DATA SHOWN ->
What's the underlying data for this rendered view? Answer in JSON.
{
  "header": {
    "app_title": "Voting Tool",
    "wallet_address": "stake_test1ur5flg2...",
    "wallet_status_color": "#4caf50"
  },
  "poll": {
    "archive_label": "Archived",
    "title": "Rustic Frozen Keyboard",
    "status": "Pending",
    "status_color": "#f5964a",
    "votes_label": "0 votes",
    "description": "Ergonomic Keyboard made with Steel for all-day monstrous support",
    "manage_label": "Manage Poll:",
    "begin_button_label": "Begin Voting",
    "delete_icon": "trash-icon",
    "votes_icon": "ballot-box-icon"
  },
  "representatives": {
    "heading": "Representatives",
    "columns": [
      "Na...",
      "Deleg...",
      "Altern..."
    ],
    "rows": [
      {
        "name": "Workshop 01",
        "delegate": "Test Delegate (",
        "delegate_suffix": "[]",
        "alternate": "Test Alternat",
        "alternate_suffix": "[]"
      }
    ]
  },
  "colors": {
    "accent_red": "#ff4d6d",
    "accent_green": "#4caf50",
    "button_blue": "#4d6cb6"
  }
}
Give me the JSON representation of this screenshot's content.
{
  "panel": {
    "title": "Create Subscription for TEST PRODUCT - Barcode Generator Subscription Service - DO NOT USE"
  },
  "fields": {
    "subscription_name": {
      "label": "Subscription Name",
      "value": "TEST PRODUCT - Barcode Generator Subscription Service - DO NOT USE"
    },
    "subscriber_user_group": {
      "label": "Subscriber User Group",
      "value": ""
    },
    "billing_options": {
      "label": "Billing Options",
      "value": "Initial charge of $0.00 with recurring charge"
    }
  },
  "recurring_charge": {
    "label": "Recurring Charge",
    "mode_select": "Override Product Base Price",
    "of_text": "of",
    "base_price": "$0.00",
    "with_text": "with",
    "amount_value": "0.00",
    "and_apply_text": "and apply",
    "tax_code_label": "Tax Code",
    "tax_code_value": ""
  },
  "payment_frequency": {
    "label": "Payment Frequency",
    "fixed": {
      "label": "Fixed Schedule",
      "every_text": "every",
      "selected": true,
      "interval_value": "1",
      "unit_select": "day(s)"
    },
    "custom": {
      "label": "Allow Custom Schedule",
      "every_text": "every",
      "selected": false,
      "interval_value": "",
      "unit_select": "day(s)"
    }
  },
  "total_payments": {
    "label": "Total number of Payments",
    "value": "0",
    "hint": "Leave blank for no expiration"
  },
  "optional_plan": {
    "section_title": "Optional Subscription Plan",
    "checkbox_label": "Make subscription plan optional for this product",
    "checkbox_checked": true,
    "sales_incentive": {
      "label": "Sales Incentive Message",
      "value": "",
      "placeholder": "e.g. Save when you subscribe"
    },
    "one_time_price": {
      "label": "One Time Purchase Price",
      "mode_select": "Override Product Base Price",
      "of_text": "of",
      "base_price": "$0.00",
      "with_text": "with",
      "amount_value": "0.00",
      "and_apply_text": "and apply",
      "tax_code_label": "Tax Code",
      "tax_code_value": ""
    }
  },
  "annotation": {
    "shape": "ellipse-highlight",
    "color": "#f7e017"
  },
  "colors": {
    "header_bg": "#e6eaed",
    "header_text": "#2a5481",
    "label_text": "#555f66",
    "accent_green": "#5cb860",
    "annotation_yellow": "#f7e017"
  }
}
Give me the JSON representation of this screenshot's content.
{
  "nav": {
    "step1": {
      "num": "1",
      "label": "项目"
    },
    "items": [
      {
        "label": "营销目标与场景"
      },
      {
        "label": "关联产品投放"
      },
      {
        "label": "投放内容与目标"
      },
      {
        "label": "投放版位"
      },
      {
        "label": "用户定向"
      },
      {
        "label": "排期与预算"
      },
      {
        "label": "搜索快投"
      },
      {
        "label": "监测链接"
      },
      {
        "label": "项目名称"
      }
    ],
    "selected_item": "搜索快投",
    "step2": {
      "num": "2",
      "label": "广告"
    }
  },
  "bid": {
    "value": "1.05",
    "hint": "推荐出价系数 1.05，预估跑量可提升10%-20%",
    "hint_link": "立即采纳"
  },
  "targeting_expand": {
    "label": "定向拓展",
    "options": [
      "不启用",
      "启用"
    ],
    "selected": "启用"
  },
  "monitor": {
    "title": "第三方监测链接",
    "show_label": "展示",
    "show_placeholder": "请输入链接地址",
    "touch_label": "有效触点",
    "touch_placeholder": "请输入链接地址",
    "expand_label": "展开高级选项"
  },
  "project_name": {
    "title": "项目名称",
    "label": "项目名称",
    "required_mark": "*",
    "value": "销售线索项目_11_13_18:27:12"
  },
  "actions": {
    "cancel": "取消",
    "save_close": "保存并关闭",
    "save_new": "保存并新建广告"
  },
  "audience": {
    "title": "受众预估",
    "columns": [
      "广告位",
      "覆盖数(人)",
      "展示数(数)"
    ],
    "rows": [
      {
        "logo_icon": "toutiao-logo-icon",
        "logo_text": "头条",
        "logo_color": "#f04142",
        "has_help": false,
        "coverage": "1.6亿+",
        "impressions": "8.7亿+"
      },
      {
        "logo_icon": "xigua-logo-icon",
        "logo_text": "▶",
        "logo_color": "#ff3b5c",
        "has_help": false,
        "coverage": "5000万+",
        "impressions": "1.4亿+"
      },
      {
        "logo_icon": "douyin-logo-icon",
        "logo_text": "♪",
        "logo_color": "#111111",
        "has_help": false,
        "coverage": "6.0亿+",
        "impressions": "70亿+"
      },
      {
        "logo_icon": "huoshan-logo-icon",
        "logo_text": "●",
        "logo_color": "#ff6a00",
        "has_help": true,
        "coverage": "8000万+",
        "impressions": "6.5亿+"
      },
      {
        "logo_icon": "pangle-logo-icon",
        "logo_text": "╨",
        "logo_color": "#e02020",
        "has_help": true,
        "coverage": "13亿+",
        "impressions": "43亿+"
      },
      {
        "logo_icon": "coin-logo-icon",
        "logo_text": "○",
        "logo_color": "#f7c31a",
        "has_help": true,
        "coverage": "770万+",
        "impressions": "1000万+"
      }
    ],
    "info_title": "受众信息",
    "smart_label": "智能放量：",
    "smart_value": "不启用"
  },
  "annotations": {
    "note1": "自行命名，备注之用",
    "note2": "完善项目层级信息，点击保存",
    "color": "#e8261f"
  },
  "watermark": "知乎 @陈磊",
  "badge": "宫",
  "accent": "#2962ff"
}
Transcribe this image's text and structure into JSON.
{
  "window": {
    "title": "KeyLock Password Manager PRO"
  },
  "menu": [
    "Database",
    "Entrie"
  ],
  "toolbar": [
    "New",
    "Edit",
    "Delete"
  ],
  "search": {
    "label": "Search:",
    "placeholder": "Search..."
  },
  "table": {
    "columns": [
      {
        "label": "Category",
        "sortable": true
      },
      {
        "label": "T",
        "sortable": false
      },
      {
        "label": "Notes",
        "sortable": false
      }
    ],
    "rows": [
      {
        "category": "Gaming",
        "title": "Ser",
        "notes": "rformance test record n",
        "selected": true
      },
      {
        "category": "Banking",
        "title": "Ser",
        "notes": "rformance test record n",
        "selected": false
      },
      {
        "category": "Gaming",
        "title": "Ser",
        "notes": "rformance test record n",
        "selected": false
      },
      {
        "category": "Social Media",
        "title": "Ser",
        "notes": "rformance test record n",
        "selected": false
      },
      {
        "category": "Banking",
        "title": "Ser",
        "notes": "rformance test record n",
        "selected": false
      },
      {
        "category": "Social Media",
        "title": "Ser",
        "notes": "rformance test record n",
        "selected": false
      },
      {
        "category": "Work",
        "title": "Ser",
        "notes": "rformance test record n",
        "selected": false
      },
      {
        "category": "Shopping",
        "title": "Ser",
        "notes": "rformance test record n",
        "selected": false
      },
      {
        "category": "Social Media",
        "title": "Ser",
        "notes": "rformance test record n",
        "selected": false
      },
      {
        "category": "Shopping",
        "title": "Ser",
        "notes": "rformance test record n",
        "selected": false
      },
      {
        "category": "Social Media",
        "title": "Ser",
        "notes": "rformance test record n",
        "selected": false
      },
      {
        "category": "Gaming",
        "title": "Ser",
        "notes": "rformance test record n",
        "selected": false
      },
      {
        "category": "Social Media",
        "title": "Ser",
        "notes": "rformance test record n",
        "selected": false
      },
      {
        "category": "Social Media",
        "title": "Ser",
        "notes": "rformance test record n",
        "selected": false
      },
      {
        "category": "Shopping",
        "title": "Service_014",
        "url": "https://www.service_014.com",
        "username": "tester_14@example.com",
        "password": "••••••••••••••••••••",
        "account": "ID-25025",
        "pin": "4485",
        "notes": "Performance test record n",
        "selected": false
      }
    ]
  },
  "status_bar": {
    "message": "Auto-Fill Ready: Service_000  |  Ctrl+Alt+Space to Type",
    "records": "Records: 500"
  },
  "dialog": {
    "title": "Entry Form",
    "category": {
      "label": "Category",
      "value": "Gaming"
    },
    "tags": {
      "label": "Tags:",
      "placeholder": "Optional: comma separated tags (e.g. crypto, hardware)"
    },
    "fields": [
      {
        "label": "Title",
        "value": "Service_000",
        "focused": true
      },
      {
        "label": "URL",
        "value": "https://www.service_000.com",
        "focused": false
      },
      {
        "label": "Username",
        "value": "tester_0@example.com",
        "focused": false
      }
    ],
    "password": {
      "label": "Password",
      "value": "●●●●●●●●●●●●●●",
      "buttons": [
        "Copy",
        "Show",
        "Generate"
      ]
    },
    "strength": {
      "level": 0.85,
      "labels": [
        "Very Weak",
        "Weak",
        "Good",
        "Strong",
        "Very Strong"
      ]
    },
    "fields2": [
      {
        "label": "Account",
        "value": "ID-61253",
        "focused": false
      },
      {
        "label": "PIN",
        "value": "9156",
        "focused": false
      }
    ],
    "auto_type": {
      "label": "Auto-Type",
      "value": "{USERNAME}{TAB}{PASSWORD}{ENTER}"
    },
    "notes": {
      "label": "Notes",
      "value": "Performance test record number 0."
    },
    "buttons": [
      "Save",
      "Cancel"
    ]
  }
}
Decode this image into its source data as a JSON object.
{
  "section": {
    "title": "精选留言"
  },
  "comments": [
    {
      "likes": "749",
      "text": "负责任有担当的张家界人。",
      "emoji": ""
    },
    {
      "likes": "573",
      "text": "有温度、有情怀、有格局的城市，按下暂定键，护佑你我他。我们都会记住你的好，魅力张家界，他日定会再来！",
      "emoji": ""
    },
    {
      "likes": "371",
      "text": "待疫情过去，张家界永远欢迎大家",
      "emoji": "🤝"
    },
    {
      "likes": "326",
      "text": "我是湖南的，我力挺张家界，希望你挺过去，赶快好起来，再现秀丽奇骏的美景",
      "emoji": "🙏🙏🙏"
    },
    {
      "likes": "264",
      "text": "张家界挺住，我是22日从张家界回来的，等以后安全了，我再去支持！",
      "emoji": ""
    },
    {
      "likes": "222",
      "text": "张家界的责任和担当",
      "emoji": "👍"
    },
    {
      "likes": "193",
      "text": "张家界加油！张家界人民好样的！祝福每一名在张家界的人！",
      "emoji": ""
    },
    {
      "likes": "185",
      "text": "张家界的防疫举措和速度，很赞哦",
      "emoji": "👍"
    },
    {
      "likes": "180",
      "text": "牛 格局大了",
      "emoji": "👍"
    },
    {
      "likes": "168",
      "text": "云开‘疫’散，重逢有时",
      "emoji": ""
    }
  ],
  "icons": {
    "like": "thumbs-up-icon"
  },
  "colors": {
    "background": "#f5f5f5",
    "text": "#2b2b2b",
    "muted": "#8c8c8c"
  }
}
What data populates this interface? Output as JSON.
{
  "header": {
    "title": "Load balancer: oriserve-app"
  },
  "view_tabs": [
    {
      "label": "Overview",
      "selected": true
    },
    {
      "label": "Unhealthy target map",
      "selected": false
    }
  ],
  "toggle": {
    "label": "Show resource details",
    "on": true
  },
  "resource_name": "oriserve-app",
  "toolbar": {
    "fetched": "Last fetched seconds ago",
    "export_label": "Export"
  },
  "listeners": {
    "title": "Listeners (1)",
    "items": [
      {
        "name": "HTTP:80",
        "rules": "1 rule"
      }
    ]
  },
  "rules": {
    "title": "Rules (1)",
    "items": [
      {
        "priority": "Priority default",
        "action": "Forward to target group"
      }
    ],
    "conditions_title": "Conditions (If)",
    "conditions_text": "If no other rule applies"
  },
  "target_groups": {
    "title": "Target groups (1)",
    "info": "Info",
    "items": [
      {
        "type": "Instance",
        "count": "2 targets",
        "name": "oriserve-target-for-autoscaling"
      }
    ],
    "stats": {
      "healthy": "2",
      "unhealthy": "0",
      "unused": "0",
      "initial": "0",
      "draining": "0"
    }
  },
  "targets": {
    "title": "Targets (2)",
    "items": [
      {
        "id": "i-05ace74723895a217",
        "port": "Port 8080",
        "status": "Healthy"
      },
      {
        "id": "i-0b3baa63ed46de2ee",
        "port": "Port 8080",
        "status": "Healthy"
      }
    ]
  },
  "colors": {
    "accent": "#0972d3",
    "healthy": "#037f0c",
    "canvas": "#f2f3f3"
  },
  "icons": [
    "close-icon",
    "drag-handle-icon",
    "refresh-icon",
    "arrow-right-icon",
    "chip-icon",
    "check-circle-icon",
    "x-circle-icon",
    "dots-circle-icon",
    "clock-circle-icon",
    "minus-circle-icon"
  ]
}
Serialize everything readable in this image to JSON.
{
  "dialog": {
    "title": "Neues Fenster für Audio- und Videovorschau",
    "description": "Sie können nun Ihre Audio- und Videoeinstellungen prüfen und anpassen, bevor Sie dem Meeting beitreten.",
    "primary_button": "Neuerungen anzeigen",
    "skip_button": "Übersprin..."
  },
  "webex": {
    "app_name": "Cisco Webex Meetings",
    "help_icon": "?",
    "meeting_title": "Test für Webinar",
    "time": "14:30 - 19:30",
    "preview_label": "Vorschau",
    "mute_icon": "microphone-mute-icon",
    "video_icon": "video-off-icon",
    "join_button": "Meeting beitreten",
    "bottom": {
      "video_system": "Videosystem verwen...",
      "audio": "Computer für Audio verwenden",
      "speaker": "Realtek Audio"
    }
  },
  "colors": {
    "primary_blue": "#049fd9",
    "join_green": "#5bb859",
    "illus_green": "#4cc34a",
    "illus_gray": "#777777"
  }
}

SHORT EXERCISE -> Each line above that includes "Schedule" should be shown.

ANSWER FOR THE TASK ->
      "label": "Fixed Schedule",
      "label": "Allow Custom Schedule",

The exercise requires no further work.